WORK INSTRUCTIONS
In the data, extract each line that holds the string "احمد".

☆ ☆ ☆

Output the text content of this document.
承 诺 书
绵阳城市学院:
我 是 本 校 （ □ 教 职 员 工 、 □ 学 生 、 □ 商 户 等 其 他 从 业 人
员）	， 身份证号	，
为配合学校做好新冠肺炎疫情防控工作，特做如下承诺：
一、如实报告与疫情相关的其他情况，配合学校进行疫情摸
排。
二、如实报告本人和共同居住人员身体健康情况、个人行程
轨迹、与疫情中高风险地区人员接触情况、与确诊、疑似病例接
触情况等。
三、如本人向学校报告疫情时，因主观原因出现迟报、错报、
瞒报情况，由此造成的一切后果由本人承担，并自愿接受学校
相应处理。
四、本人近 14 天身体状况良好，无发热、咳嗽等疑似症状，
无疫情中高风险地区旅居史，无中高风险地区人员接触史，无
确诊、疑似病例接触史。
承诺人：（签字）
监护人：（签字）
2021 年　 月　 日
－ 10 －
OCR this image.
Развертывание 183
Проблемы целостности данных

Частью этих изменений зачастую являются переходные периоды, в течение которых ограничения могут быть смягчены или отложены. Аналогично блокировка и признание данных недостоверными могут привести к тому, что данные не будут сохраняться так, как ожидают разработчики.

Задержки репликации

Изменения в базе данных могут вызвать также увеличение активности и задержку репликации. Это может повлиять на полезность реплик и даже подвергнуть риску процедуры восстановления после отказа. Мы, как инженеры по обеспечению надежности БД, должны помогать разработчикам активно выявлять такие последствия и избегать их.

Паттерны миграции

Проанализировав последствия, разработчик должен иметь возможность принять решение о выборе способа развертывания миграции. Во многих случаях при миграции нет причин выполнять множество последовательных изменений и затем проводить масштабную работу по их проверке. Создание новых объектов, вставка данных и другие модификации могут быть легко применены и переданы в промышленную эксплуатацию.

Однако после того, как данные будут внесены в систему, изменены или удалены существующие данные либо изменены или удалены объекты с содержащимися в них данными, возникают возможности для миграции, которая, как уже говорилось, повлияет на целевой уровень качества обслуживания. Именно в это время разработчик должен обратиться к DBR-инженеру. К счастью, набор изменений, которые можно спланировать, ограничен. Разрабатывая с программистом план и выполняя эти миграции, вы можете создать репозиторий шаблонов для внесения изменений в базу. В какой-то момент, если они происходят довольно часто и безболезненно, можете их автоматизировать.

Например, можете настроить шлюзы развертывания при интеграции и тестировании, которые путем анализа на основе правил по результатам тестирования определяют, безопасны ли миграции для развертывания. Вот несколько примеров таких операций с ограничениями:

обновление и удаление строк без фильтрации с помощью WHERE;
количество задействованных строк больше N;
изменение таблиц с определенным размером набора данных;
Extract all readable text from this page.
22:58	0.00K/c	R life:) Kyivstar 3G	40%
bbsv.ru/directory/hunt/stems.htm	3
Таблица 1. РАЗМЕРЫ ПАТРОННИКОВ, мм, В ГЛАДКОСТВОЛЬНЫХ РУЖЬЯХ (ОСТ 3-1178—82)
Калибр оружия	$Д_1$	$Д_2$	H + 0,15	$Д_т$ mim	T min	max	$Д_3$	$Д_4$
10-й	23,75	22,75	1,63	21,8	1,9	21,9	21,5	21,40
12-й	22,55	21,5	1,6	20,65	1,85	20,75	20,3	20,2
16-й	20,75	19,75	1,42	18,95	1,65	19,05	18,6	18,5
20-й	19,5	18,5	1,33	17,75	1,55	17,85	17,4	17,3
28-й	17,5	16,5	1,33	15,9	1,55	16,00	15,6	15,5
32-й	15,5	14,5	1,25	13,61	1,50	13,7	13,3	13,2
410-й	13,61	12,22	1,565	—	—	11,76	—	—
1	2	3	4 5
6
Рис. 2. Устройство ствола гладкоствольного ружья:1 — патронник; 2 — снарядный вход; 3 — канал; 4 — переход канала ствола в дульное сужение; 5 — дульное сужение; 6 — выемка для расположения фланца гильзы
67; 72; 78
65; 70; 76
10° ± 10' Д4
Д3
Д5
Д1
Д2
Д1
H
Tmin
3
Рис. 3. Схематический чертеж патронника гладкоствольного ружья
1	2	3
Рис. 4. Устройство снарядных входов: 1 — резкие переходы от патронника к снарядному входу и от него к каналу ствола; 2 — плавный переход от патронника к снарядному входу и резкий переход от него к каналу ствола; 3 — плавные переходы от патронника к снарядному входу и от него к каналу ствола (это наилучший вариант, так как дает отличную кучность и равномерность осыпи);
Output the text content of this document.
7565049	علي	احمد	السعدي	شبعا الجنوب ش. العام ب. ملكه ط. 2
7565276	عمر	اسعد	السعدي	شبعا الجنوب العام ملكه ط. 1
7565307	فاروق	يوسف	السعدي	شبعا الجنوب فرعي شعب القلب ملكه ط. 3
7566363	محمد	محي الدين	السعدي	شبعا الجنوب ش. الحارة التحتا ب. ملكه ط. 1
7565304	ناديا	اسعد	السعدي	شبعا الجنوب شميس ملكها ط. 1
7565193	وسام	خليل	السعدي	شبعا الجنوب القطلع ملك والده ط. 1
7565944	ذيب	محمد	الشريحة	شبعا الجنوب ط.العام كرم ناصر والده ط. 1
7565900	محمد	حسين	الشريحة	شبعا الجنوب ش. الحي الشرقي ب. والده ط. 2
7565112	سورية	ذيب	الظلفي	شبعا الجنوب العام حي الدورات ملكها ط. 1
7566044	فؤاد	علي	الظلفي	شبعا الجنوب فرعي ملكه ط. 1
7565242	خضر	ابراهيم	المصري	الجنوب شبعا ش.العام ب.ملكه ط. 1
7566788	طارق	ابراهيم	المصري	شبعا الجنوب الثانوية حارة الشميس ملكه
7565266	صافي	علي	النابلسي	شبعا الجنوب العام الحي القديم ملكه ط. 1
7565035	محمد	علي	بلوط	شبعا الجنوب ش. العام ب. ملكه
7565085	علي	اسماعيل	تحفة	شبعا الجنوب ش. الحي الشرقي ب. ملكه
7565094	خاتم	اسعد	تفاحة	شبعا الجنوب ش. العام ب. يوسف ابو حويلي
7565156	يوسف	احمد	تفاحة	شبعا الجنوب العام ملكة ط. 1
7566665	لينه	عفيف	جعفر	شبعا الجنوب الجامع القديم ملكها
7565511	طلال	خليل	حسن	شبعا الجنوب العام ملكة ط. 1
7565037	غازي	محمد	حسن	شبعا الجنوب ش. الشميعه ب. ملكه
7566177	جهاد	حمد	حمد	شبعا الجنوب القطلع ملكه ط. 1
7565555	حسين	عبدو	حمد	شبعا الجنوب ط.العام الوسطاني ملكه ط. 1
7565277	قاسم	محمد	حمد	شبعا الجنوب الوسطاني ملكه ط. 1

☆ ☆ ☆

ANSWER TO THIS PROBLEM
7565049	علي	احمد	السعدي	شبعا الجنوب ش. العام ب. ملكه ط. 2
7565156	يوسف	احمد	تفاحة	شبعا الجنوب العام ملكة ط. 1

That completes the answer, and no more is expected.